INSTRUCTIONS TO FOLLOW:
Could you write out the records below exactly as they appear?

DATA SECTION:

>> start

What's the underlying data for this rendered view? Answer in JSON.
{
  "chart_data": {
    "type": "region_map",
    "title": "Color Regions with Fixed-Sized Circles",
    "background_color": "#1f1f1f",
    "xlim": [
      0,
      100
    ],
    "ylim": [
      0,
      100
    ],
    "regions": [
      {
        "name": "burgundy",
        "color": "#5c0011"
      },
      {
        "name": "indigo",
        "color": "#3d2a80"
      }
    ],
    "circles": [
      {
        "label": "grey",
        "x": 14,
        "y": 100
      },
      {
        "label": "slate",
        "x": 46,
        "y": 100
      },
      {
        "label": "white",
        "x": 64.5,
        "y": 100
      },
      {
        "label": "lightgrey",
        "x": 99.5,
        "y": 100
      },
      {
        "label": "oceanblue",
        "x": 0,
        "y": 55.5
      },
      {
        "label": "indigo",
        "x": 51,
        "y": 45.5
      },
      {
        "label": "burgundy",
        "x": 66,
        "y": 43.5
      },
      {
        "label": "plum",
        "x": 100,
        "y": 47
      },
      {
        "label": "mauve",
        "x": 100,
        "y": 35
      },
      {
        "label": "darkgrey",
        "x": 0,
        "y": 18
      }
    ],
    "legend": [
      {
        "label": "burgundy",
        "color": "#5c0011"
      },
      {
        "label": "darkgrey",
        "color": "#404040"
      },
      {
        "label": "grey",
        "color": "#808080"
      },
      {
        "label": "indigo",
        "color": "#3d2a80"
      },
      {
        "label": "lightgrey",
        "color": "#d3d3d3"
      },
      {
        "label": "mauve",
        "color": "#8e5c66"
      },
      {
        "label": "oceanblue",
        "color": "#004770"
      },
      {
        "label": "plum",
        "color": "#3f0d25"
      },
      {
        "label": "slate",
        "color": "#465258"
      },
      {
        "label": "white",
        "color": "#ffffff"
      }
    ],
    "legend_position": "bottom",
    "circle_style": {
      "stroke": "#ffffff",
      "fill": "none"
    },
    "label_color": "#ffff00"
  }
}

>> end

RESPONSE TO THIS TASK:
What's the underlying data for this rendered view? Answer in JSON.
{
  "chart_data": {
    "type": "region_map",
    "title": "Color Regions with Fixed-Sized Circles",
    "background_color": "#1f1f1f",
    "xlim": [
      0,
      100
    ],
    "ylim": [
      0,
      100
    ],
    "regions": [
      {
        "name": "burgundy",
        "color": "#5c0011"
      },
      {
        "name": "indigo",
        "color": "#3d2a80"
      }
    ],
    "circles": [
      {
        "label": "grey",
        "x": 14,
        "y": 100
      },
      {
        "label": "slate",
        "x": 46,
        "y": 100
      },
      {
        "label": "white",
        "x": 64.5,
        "y": 100
      },
      {
        "label": "lightgrey",
        "x": 99.5,
        "y": 100
      },
      {
        "label": "oceanblue",
        "x": 0,
        "y": 55.5
      },
      {
        "label": "indigo",
        "x": 51,
        "y": 45.5
      },
      {
        "label": "burgundy",
        "x": 66,
        "y": 43.5
      },
      {
        "label": "plum",
        "x": 100,
        "y": 47
      },
      {
        "label": "mauve",
        "x": 100,
        "y": 35
      },
      {
        "label": "darkgrey",
        "x": 0,
        "y": 18
      }
    ],
    "legend": [
      {
        "label": "burgundy",
        "color": "#5c0011"
      },
      {
        "label": "darkgrey",
        "color": "#404040"
      },
      {
        "label": "grey",
        "color": "#808080"
      },
      {
        "label": "indigo",
        "color": "#3d2a80"
      },
      {
        "label": "lightgrey",
        "color": "#d3d3d3"
      },
      {
        "label": "mauve",
        "color": "#8e5c66"
      },
      {
        "label": "oceanblue",
        "color": "#004770"
      },
      {
        "label": "plum",
        "color": "#3f0d25"
      },
      {
        "label": "slate",
        "color": "#465258"
      },
      {
        "label": "white",
        "color": "#ffffff"
      }
    ],
    "legend_position": "bottom",
    "circle_style": {
      "stroke": "#ffffff",
      "fill": "none"
    },
    "label_color": "#ffff00"
  }
}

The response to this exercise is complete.